Extrait présenté ::
Nous avons parlé dans un article récent d’histoires communes, quand nous nous sommes penchés sur le sujet de la prise de connaissance.
Quand cela a-t-il débuté et à quoi cela peut-il bien servir ? Car à première vue cela devrait déboucher -ce qui arrive bien souvent d’ailleurs- sur des conflits.
Dans « Sapiens, une histoire de l’humanité » (1), l’auteur évoque l’apparition du langage et la théorie qu’on peut en déduire.
« Selon une deuxième théorie, notre langage unique aurait évolué comme moyen de partager des informations sur le monde. Mais l’information la plus importante qu’il fallait transmettre concernait les humains, non pas les lions ou les bisons. Notre langage a évolué comme une manière de bavarder. Suivant cette théorie, Homo sapiens est essentiellement un animal social. La coopération sociale est la clé de notre survie et de notre reproduction. Il ne suffit pas aux hommes et aux femmes de savoir où sont les lions et les bisons. Il importe bien davantage pour eux de savoir qui, dans leur bande, hait qui, qui couche avec qui, qui est honnête, qui triche. »
Si cela concernait peu d’individus à cette époque, l’inventeur du langage ferait fortune actuellement. Avec le développement des réseaux sociaux, la distribution d’informations (à chacun de les qualifier) a pris un fameux tournant.
« Les nouvelles capacités linguistiques que le Sapiens moderne a acquises voici quelque 70 millénaires lui ont permis de bavarder des heures d’affilée. Avec des informations fiables sur les personnes de confiance, les petites bandes ont pu former des bandes plus grandes, et Sapiens a pu élaborer des formes de coopération plus resserrées et plus fine. »
Là où cela devient très intéressant, c’est quand l’auteur évoque la place de la fiction dans l’élaboration et la consolidation des groupes sociaux.
« Légendes, mythes, dieux et religions – tous sont apparus avec la Révolution cognitive. Auparavant, beaucoup d’animaux et d’espèces humaines pouvaient dire : « Attention, un lion ! » Grâce à la Révolution cognitive, Homo sapiens a acquis la capacité de dire : « Le lion est l’esprit tutélaire de notre tribu. » Cette faculté de parler de fictions est le trait le plus singulier du langage du Sapiens. »

Contenu présenté ::
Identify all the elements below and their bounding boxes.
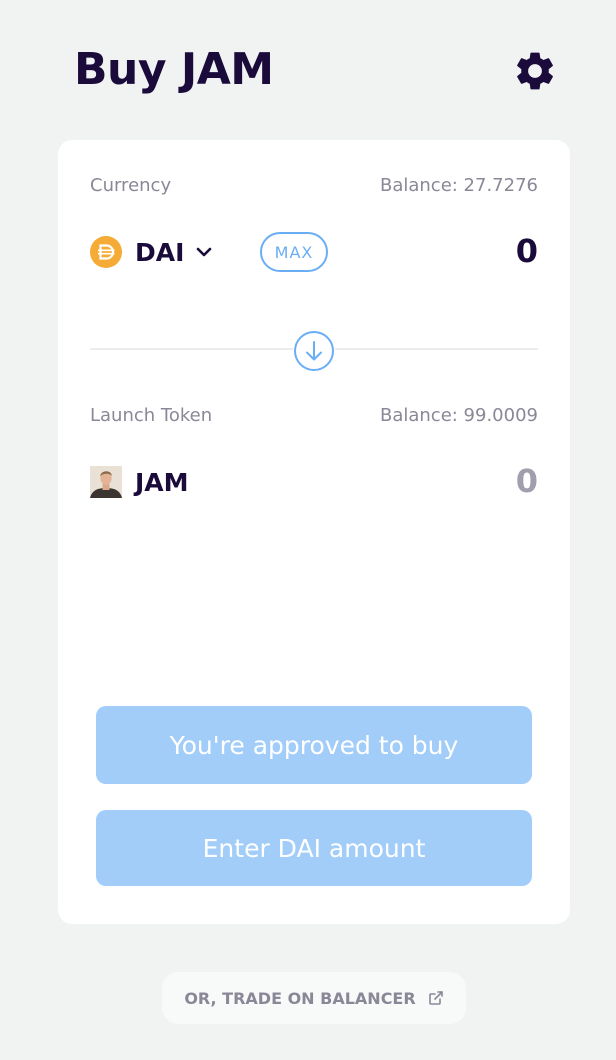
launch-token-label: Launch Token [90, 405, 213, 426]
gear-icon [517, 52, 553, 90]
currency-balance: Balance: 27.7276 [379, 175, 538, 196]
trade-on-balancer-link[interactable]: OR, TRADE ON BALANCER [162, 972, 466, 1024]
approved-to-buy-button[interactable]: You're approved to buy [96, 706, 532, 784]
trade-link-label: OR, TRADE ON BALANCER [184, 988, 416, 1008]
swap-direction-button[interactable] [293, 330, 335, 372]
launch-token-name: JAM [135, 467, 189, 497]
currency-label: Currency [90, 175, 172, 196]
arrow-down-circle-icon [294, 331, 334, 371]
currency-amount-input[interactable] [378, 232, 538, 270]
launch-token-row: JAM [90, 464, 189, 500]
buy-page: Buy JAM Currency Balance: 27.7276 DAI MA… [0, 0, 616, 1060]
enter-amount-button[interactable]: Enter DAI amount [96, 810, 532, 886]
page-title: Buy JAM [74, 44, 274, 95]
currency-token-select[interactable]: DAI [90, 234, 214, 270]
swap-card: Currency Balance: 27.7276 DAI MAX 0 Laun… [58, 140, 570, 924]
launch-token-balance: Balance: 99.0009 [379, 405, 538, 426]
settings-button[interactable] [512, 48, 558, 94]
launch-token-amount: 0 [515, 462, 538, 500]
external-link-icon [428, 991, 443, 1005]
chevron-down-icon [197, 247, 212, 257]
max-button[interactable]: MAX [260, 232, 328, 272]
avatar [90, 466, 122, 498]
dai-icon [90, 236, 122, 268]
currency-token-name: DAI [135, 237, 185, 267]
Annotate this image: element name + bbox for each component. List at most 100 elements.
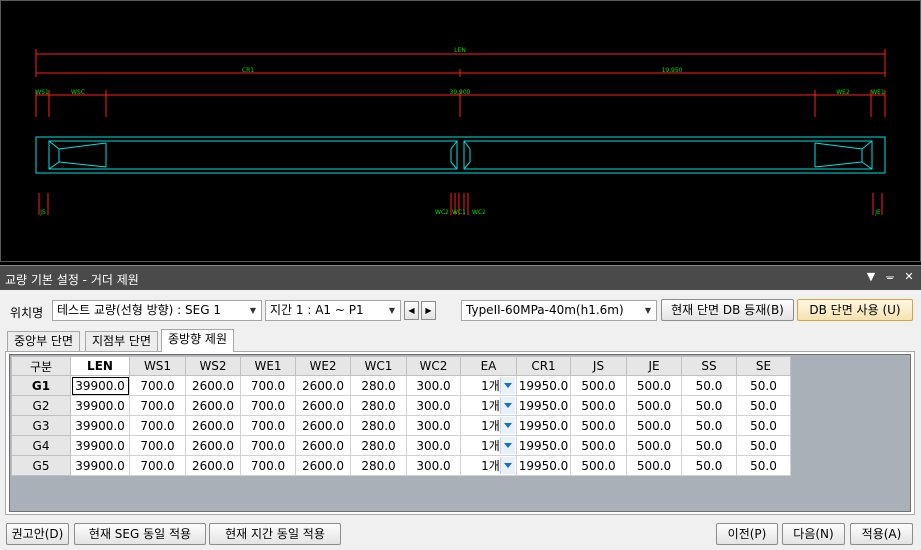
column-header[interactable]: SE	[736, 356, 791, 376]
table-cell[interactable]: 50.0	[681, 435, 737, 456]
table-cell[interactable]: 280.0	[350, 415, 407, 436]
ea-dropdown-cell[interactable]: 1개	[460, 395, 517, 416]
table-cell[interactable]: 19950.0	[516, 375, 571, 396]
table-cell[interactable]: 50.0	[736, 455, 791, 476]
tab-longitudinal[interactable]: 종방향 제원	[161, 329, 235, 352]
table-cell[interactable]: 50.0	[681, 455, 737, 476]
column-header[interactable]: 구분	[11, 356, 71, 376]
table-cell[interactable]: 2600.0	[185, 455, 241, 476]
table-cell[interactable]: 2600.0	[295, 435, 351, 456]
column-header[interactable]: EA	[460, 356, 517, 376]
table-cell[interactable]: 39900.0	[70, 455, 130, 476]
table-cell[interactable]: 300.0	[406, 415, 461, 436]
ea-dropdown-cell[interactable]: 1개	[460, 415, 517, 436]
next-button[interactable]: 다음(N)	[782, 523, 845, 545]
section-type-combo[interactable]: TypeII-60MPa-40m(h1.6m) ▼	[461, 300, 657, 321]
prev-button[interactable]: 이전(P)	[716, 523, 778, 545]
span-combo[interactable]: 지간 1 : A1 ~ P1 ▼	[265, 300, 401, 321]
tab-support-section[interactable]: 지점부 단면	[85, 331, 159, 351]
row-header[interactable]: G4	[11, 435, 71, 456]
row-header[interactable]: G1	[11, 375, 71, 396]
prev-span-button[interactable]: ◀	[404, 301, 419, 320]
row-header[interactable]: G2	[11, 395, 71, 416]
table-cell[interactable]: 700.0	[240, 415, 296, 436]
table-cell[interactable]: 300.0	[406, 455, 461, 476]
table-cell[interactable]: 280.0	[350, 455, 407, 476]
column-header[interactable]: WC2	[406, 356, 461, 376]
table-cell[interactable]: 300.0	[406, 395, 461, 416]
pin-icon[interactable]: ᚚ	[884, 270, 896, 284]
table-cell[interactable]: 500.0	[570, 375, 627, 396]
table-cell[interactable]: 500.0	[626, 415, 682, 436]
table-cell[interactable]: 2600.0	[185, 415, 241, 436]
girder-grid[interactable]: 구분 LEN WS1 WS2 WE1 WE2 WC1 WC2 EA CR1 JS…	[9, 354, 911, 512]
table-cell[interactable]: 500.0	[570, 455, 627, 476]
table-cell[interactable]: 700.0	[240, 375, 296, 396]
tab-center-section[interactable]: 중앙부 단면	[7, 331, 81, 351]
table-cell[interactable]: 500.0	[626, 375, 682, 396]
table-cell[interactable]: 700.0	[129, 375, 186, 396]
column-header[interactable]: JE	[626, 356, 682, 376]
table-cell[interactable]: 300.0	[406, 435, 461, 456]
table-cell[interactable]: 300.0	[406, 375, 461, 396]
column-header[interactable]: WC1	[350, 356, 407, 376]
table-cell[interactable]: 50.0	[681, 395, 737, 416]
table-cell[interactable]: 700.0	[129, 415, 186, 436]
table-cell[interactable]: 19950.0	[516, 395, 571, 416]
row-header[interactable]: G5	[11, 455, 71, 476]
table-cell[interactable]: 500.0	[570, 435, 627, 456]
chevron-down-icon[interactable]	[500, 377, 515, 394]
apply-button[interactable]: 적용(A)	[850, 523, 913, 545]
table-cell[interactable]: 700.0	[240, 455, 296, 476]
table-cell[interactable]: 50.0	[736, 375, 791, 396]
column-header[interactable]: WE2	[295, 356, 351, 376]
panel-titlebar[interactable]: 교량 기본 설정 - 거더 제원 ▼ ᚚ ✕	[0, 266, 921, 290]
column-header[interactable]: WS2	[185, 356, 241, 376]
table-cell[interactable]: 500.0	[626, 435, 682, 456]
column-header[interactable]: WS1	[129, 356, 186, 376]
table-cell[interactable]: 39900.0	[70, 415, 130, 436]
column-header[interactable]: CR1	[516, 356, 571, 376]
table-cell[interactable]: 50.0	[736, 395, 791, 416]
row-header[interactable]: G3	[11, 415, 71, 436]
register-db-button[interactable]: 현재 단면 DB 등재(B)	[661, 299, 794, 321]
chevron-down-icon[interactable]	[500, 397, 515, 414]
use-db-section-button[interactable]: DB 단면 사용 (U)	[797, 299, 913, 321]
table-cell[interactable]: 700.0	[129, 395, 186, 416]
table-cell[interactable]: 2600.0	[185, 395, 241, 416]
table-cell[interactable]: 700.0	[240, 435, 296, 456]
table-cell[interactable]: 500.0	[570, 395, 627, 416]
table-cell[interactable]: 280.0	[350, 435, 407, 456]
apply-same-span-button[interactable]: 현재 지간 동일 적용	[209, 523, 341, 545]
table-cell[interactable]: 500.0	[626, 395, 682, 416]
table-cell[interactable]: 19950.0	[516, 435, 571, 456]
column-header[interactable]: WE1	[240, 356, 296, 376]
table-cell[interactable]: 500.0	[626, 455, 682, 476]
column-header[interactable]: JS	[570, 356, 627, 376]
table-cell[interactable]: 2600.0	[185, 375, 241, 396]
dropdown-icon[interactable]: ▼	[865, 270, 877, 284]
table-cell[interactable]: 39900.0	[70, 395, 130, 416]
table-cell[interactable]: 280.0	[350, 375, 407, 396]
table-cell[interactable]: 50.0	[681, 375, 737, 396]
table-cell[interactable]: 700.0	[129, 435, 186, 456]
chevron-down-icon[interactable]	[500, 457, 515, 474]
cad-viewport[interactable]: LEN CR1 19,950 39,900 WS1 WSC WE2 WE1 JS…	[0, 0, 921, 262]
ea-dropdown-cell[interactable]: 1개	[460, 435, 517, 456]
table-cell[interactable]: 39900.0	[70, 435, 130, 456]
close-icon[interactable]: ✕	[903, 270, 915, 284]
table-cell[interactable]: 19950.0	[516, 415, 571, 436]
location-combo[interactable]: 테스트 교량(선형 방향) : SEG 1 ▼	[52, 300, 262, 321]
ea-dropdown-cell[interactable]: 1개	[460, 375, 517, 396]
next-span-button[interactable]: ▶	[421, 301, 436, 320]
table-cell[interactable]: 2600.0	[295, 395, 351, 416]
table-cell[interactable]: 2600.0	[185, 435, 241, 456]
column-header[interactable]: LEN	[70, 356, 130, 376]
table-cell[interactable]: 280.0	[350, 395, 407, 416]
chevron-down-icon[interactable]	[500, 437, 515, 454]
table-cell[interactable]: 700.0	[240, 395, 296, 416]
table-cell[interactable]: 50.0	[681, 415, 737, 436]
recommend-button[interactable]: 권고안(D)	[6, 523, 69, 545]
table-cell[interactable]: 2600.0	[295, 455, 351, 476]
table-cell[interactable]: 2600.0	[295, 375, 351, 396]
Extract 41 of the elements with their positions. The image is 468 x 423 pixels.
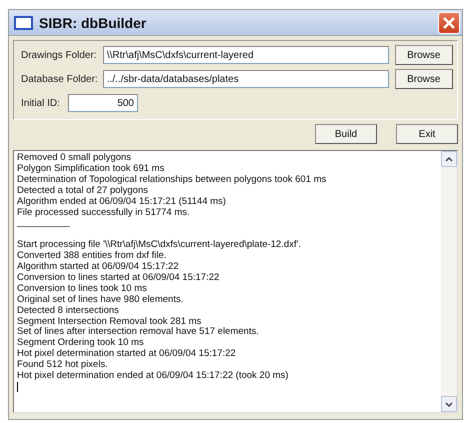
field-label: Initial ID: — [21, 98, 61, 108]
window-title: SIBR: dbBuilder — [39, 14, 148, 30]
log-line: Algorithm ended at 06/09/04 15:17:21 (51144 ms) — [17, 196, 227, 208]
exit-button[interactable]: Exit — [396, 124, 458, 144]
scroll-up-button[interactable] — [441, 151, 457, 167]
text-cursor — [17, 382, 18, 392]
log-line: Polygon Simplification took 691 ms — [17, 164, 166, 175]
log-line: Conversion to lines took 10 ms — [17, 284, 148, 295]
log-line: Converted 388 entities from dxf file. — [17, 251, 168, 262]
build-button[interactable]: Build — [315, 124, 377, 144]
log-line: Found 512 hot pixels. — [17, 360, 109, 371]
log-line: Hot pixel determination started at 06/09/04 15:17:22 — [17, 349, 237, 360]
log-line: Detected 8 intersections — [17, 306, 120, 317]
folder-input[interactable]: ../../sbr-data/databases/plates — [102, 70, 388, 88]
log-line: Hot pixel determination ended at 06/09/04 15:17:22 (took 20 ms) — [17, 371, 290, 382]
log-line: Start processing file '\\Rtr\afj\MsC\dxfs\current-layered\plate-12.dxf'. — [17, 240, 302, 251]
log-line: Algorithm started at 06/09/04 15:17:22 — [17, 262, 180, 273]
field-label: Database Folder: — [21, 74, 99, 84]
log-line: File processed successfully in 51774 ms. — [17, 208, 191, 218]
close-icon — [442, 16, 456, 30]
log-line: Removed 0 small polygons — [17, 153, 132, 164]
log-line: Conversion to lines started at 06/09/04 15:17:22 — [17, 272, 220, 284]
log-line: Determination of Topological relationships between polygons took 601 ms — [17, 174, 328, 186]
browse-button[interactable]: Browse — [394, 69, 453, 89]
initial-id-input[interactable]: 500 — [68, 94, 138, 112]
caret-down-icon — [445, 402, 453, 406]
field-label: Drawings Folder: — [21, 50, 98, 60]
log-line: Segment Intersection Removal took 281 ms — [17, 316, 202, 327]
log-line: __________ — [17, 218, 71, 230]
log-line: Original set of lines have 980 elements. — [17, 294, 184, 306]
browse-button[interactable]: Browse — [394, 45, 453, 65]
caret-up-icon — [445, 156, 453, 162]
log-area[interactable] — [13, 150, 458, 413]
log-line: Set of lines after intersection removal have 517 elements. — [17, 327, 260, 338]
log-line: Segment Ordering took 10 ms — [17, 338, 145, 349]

À faire ::
1. Traduisez en anglais cette phrase du texte sur l'origine du langage : « La coopération sociale est la clé de notre survie et de notre reproduction. »
2. Poursuivez le texte sur l'origine du langage à partir de sa dernière phrase.

Résultats ::
1. Social cooperation is the key to our survival and our reproduction.

2.
Tout le monde a pu réaliser l’importance de la fiction dans son rapport à lui-même et au monde. On comprend que l’imagination est la meilleure et la pire de nos facultés. Mais il est bon de prendre conscience que l’usage de la fiction est un fameux coup de pouce à la construction sociale.
« C’est la fiction qui nous a permis d’imaginer des choses, mais aussi de le faire collectivement. Nous pouvons tisser des mythes tels que le récit de la création biblique, le mythe du Temps du rêve des aborigènes australiens ou les mythes nationalistes des États modernes. Ces mythes donnent au Sapiens une capacité sans précédent de coopérer en masse et en souplesse. Fourmis et abeilles peuvent aussi travailler ensemble en grands nombres, mais elles le font de manière très rigide et uniquement avec de proches parents. Loups et chimpanzés coopèrent avec bien plus de souplesse que les fourmis, mais ils ne peuvent le faire qu’avec de petits nombres d’autres individus qu’ils connaissent intimement. Sapiens peut coopérer de manière extrêmement flexible avec d’innombrables inconnus. C’est ce qui lui permet de diriger le monde pendant que les fourmis mangent nos restes et que les chimpanzés sont enfermés dans les zoos et les laboratoires de recherche. »
Les états, les églises, les systèmes, sont des constructions fictionnelles qui nous permettent de coopérer ensemble. « Pourtant, aucune de ces choses n’existe hors des histoires que les gens inventent et se racontent les uns aux autres. Il n’y a pas de dieux dans l’univers, pas de nations, pas d’argent, pas de droits de l’homme, ni lois ni justice hors de l’imagination commune des êtres humains. »
On comprend d’autant mieux le rôle de la fiction qu’on l’a déjà étudié en apprenant que la prise de connaissance est l’histoire qu’on s’en raconte. Mais comment une fiction rassemble-t-elle les autres ? Il faut croire que le besoin de sécurité et le besoin social trouvent là satisfaction . « Quand ça marche, pourtant, cela donne au Sapiens un pouvoir immense, parce que cela permet à des millions d’inconnus de coopérer et de travailler ensemble à des objectifs communs. Essayez donc d’imaginer combien il eût été difficile de créer des États, des Églises ou des systèmes juridiques, si nous ne pouvions parler que de ce qui existe réellement, comme les rivières, les arbres et les lions. »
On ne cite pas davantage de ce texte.